[Begin INPUT DATA]

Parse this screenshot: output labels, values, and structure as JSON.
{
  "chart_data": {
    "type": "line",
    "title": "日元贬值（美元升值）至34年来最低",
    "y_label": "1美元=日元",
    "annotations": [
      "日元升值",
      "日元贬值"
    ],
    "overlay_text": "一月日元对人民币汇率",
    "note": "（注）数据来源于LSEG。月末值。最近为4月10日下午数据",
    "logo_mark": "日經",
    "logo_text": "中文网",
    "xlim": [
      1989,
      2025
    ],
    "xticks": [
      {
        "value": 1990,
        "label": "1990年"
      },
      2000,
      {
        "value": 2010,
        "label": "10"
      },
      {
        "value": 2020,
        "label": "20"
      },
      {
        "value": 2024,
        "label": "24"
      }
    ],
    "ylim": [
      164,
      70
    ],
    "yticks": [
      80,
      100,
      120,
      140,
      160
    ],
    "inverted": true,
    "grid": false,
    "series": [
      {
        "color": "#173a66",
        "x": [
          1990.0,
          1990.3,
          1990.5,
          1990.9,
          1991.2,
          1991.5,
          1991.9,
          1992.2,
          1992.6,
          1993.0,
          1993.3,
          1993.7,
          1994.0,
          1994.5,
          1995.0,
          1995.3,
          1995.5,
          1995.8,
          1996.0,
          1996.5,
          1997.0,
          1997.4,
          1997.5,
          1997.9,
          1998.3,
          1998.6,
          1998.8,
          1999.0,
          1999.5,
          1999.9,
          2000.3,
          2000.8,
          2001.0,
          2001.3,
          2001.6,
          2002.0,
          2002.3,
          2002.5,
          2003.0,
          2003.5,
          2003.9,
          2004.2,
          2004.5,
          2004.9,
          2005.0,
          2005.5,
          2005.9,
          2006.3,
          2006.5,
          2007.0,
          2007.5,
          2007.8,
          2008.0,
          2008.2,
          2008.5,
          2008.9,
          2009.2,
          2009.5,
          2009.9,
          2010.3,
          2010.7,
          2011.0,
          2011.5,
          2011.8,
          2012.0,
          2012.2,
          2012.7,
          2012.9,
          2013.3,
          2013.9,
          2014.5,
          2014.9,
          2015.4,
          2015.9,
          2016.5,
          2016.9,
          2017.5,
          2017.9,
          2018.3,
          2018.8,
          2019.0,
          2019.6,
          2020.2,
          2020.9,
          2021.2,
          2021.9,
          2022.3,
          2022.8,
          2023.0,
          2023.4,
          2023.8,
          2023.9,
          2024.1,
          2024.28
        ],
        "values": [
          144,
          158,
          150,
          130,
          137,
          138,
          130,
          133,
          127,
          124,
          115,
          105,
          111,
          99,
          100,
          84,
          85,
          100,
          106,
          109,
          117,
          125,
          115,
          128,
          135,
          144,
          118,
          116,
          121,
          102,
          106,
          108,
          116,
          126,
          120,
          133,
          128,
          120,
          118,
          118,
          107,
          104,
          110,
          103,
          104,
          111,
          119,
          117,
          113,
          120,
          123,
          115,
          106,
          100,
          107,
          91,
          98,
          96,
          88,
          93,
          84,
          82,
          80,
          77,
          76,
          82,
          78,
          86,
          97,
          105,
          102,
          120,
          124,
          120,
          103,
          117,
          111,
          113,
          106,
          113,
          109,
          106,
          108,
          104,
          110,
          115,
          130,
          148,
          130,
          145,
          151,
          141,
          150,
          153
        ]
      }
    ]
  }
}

[End INPUT DATA]

- **WRITTEN TASK**: Lines that hold the word "values" are the ones to return, every one of them.

- **WRITTEN REPLY**:
Parse this screenshot: output labels, values, and structure as JSON.
        "values": [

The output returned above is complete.